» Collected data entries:
⁂
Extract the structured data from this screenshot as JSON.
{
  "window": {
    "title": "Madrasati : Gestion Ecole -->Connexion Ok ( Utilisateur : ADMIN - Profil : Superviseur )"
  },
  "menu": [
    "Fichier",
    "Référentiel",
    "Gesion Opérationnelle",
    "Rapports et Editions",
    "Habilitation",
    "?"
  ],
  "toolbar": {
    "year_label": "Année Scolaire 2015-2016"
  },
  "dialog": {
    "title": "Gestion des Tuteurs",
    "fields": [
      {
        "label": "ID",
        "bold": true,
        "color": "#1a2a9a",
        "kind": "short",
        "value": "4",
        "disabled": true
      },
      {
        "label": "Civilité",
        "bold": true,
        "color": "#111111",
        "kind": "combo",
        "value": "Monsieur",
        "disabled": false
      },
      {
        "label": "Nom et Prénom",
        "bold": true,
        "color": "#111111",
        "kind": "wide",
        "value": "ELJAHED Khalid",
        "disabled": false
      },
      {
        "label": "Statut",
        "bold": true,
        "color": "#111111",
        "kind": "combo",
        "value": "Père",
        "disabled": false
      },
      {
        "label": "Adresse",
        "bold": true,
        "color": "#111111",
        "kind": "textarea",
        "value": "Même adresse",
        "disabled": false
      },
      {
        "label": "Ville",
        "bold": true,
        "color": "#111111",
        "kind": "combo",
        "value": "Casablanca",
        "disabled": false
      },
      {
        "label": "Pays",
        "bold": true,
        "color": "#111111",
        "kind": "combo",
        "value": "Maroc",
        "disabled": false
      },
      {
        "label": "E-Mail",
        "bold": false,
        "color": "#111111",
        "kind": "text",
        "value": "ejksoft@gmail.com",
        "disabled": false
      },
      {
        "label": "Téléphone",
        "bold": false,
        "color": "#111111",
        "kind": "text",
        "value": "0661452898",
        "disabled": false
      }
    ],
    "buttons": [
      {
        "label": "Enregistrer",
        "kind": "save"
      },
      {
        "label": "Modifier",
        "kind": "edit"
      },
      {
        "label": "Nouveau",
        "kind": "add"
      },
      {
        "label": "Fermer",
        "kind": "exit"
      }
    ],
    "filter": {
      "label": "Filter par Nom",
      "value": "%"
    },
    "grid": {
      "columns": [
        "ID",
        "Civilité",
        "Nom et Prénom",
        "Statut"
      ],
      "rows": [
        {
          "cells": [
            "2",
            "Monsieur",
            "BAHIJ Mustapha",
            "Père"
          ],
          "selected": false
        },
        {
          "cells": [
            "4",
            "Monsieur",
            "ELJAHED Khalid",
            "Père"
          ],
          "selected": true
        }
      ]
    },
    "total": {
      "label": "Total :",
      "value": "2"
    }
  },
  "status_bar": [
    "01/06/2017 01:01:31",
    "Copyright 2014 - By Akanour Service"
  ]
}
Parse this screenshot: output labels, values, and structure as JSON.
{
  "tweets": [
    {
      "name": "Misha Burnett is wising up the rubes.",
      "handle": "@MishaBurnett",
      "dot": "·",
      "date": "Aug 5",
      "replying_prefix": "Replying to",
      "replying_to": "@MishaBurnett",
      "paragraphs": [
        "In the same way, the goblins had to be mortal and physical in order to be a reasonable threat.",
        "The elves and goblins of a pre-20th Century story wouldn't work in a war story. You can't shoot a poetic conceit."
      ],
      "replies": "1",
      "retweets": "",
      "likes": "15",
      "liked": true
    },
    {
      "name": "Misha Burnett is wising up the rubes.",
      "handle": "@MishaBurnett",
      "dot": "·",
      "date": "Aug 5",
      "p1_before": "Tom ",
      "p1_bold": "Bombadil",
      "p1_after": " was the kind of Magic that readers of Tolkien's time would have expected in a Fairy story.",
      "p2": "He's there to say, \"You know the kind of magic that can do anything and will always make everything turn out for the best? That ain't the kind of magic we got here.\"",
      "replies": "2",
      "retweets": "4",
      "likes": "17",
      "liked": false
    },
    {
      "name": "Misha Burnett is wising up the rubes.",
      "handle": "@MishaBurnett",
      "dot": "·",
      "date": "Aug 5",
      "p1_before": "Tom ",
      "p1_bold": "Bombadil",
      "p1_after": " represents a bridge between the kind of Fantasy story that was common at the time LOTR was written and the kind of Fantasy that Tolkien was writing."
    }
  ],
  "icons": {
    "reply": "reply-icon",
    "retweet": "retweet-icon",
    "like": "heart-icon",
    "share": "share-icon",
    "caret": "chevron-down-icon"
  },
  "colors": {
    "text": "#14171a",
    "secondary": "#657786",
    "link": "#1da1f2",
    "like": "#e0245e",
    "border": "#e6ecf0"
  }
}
⁂
» Directions for this task: Reproduce every line of the data verbatim.

» Solution for this problem:
Extract the structured data from this screenshot as JSON.
{
  "window": {
    "title": "Madrasati : Gestion Ecole -->Connexion Ok ( Utilisateur : ADMIN - Profil : Superviseur )"
  },
  "menu": [
    "Fichier",
    "Référentiel",
    "Gesion Opérationnelle",
    "Rapports et Editions",
    "Habilitation",
    "?"
  ],
  "toolbar": {
    "year_label": "Année Scolaire 2015-2016"
  },
  "dialog": {
    "title": "Gestion des Tuteurs",
    "fields": [
      {
        "label": "ID",
        "bold": true,
        "color": "#1a2a9a",
        "kind": "short",
        "value": "4",
        "disabled": true
      },
      {
        "label": "Civilité",
        "bold": true,
        "color": "#111111",
        "kind": "combo",
        "value": "Monsieur",
        "disabled": false
      },
      {
        "label": "Nom et Prénom",
        "bold": true,
        "color": "#111111",
        "kind": "wide",
        "value": "ELJAHED Khalid",
        "disabled": false
      },
      {
        "label": "Statut",
        "bold": true,
        "color": "#111111",
        "kind": "combo",
        "value": "Père",
        "disabled": false
      },
      {
        "label": "Adresse",
        "bold": true,
        "color": "#111111",
        "kind": "textarea",
        "value": "Même adresse",
        "disabled": false
      },
      {
        "label": "Ville",
        "bold": true,
        "color": "#111111",
        "kind": "combo",
        "value": "Casablanca",
        "disabled": false
      },
      {
        "label": "Pays",
        "bold": true,
        "color": "#111111",
        "kind": "combo",
        "value": "Maroc",
        "disabled": false
      },
      {
        "label": "E-Mail",
        "bold": false,
        "color": "#111111",
        "kind": "text",
        "value": "ejksoft@gmail.com",
        "disabled": false
      },
      {
        "label": "Téléphone",
        "bold": false,
        "color": "#111111",
        "kind": "text",
        "value": "0661452898",
        "disabled": false
      }
    ],
    "buttons": [
      {
        "label": "Enregistrer",
        "kind": "save"
      },
      {
        "label": "Modifier",
        "kind": "edit"
      },
      {
        "label": "Nouveau",
        "kind": "add"
      },
      {
        "label": "Fermer",
        "kind": "exit"
      }
    ],
    "filter": {
      "label": "Filter par Nom",
      "value": "%"
    },
    "grid": {
      "columns": [
        "ID",
        "Civilité",
        "Nom et Prénom",
        "Statut"
      ],
      "rows": [
        {
          "cells": [
            "2",
            "Monsieur",
            "BAHIJ Mustapha",
            "Père"
          ],
          "selected": false
        },
        {
          "cells": [
            "4",
            "Monsieur",
            "ELJAHED Khalid",
            "Père"
          ],
          "selected": true
        }
      ]
    },
    "total": {
      "label": "Total :",
      "value": "2"
    }
  },
  "status_bar": [
    "01/06/2017 01:01:31",
    "Copyright 2014 - By Akanour Service"
  ]
}
Parse this screenshot: output labels, values, and structure as JSON.
{
  "tweets": [
    {
      "name": "Misha Burnett is wising up the rubes.",
      "handle": "@MishaBurnett",
      "dot": "·",
      "date": "Aug 5",
      "replying_prefix": "Replying to",
      "replying_to": "@MishaBurnett",
      "paragraphs": [
        "In the same way, the goblins had to be mortal and physical in order to be a reasonable threat.",
        "The elves and goblins of a pre-20th Century story wouldn't work in a war story. You can't shoot a poetic conceit."
      ],
      "replies": "1",
      "retweets": "",
      "likes": "15",
      "liked": true
    },
    {
      "name": "Misha Burnett is wising up the rubes.",
      "handle": "@MishaBurnett",
      "dot": "·",
      "date": "Aug 5",
      "p1_before": "Tom ",
      "p1_bold": "Bombadil",
      "p1_after": " was the kind of Magic that readers of Tolkien's time would have expected in a Fairy story.",
      "p2": "He's there to say, \"You know the kind of magic that can do anything and will always make everything turn out for the best? That ain't the kind of magic we got here.\"",
      "replies": "2",
      "retweets": "4",
      "likes": "17",
      "liked": false
    },
    {
      "name": "Misha Burnett is wising up the rubes.",
      "handle": "@MishaBurnett",
      "dot": "·",
      "date": "Aug 5",
      "p1_before": "Tom ",
      "p1_bold": "Bombadil",
      "p1_after": " represents a bridge between the kind of Fantasy story that was common at the time LOTR was written and the kind of Fantasy that Tolkien was writing."
    }
  ],
  "icons": {
    "reply": "reply-icon",
    "retweet": "retweet-icon",
    "like": "heart-icon",
    "share": "share-icon",
    "caret": "chevron-down-icon"
  },
  "colors": {
    "text": "#14171a",
    "secondary": "#657786",
    "link": "#1da1f2",
    "like": "#e0245e",
    "border": "#e6ecf0"
  }
}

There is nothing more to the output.